October 22: Conrad Johnson, thirty-five – the final victim – killed in Aspen Hill, Maryland.
Arrest and Trial
Early in the morning of October 24, their dark blue 1990 Chevy Caprice, which had been widely publicized on the news, was spotted at a rest-stop parking-lot off I-70 in Maryland. Within the hour, law enforcement swarmed the scene, setting up a perimeter to check out any movements and make sure there was no way to escape. They found both of the killers asleep inside the car.
What the F.B.I. and other police forces found in the car was both revealing and shocking. The car had a hole cut in the trunk near the license plate so that shots could be fired from within the vehicle. The Caprice was, in effect, a rolling sniper’s nest.
Execution
The execution for Muhammad was scheduled for November 10, 2009, and although there was an appeal, it was denied. Muhammad was put to death by lethal injection. He declined to make a final statement.
Malvo pled guilty to six murders in Maryland while being interviewed, and confessed to more in other states while testifying against Muhammad. Malvo was sentenced to six consecutive life terms without the possibility of parole.
Tsutomu Miyazaki
The Little Girl Murderer
(Victims 4+)
-- -- --
=== EXERCISES ===
1. In the passage on the sniper case, where was the Chevy Caprice spotted on the morning of October 24?
2. Reproduce the stretch of the sniper-case passage from "What the F.B.I." through "possibility of parole.", swapping "vehicle" for "car".
-- -- --
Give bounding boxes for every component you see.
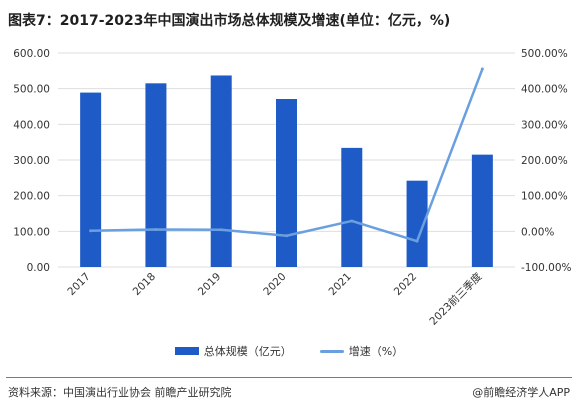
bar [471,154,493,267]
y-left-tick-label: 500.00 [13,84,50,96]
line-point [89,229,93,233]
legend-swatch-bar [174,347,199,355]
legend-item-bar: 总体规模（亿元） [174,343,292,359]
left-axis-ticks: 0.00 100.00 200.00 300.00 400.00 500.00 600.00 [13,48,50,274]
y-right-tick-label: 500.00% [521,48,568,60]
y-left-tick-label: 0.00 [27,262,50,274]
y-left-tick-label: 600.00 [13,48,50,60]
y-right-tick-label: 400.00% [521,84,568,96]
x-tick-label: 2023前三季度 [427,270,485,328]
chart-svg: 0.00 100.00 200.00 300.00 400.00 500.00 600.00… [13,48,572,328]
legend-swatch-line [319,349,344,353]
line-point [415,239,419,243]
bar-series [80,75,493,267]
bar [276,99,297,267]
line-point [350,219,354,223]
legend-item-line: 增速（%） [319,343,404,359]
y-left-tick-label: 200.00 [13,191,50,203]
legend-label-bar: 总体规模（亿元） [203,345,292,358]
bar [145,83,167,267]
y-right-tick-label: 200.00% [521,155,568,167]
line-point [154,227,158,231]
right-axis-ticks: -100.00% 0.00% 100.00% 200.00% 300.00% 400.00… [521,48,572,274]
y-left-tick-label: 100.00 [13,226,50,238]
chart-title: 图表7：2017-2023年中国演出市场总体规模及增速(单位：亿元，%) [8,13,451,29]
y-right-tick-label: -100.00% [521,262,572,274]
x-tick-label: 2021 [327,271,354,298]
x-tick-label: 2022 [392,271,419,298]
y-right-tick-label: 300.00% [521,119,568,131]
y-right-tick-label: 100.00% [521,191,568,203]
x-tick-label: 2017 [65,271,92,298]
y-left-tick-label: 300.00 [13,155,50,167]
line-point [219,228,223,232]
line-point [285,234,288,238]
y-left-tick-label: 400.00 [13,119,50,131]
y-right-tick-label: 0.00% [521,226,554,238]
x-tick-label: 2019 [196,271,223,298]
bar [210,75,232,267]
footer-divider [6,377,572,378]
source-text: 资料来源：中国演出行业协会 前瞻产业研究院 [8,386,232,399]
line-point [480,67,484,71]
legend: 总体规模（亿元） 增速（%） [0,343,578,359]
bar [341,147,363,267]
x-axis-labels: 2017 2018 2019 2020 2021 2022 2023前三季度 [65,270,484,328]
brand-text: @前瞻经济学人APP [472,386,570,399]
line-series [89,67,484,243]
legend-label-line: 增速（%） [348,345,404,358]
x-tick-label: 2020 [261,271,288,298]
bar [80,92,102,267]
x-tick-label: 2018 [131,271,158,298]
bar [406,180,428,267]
-- -- --
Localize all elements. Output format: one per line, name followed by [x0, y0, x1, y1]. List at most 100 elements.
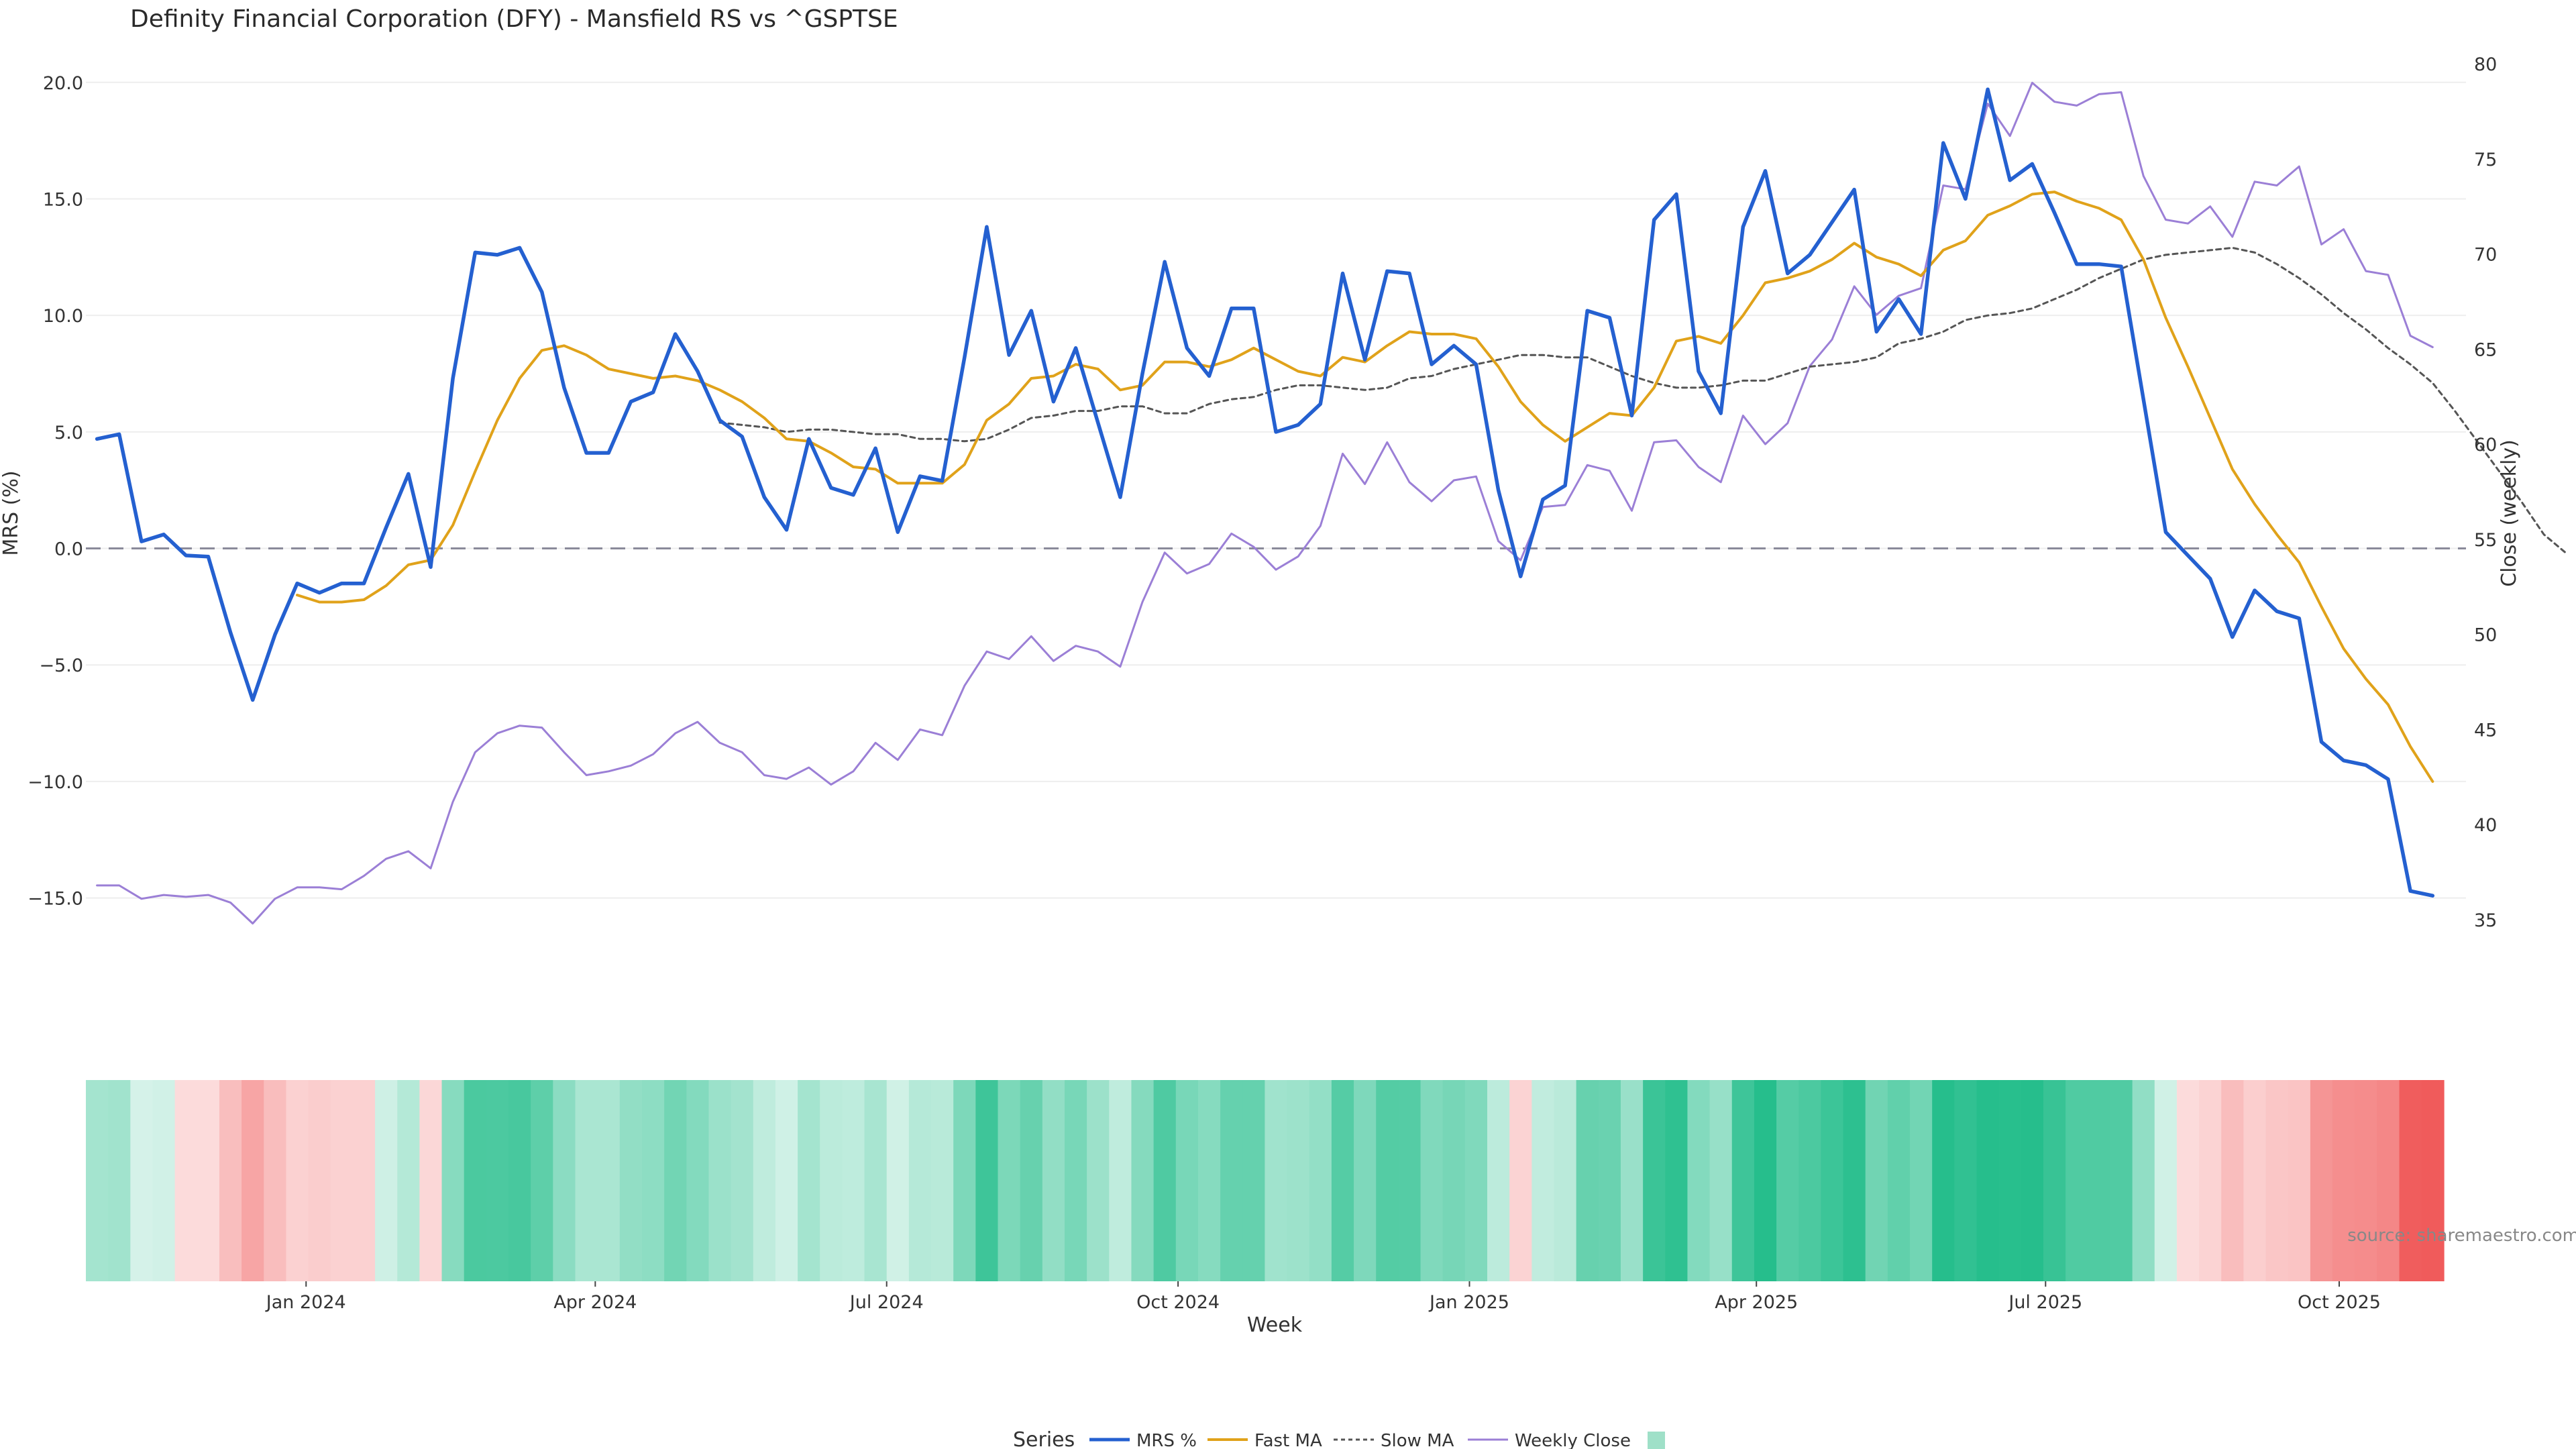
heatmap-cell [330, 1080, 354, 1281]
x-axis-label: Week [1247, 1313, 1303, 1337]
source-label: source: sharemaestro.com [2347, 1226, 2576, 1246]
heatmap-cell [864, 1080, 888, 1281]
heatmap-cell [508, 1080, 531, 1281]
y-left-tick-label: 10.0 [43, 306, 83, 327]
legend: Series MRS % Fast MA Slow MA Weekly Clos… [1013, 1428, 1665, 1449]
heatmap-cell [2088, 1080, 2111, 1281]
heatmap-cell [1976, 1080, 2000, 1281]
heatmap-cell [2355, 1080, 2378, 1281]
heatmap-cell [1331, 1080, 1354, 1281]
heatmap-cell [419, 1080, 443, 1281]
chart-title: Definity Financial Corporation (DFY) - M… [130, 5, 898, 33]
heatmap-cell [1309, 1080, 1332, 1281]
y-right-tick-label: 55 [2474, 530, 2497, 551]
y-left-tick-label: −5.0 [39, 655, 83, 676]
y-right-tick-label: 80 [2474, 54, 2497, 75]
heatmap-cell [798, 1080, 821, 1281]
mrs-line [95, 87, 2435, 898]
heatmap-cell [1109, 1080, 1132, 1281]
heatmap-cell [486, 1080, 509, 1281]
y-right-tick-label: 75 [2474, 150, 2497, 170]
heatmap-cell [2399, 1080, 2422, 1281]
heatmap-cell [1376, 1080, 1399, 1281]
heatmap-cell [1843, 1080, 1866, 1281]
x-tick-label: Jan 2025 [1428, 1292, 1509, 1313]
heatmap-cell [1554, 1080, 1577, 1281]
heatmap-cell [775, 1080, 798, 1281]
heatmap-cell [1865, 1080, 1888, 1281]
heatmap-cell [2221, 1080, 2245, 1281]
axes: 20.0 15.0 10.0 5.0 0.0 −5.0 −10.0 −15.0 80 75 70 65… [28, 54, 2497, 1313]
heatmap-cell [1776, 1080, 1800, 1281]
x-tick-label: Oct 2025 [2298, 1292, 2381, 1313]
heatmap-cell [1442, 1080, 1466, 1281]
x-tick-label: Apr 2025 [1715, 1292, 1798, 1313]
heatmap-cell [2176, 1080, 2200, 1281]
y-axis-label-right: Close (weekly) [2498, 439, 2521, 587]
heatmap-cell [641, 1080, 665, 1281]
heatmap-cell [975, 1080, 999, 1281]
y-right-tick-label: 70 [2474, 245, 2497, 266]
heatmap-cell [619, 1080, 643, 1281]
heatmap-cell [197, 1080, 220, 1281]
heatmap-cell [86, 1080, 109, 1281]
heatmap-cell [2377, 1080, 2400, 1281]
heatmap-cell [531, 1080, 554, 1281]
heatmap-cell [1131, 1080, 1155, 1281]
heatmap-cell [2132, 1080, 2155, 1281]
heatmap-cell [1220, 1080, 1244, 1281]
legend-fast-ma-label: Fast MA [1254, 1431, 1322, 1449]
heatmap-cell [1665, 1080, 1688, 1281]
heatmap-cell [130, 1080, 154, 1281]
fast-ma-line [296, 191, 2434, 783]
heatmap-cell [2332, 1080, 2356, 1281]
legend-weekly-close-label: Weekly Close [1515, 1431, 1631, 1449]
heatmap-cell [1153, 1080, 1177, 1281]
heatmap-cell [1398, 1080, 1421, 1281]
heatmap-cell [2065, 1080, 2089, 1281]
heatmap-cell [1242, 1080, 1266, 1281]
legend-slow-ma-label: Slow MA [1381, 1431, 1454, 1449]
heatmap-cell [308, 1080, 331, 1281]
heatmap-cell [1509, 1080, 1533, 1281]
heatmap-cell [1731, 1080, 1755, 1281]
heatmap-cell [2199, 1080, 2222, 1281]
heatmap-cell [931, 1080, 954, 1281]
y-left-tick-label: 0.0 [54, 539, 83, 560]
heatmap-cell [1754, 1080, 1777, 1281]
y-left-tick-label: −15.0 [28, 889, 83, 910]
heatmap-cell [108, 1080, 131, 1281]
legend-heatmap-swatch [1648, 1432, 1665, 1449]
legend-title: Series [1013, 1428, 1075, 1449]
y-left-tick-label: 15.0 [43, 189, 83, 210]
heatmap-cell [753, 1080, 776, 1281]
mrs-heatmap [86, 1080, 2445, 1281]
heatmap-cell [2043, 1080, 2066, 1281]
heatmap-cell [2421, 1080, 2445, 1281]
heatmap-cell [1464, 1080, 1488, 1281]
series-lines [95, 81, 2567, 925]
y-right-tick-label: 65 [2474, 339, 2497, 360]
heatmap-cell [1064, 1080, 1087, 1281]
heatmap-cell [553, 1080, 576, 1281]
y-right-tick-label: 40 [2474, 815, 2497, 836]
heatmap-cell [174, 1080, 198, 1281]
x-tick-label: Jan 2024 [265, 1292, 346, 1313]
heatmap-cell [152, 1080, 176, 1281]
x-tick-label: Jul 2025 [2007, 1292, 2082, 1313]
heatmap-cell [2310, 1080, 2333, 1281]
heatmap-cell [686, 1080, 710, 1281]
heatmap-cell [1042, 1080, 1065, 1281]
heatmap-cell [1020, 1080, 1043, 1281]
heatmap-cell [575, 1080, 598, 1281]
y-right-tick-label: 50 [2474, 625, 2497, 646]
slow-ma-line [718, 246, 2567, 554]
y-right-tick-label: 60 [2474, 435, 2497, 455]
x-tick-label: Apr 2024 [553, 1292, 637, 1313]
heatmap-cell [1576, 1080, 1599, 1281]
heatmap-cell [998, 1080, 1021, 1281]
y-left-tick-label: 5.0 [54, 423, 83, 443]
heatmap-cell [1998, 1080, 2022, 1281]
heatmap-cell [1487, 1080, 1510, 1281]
-- -- --
=== COMPLETED EXERCISE ===
1. At a rest-stop parking lot off I-70 in Maryland.

2.
What the F.B.I. and other police forces found in the car was both revealing and shocking. The car had a hole cut in the trunk near the license plate so that shots could be fired from within the car. The Caprice was, in effect, a rolling sniper’s nest.
Execution
The execution for Muhammad was scheduled for November 10, 2009, and although there was an appeal, it was denied. Muhammad was put to death by lethal injection. He declined to make a final statement.
Malvo pled guilty to six murders in Maryland while being interviewed, and confessed to more in other states while testifying against Muhammad. Malvo was sentenced to six consecutive life terms without the possibility of parole.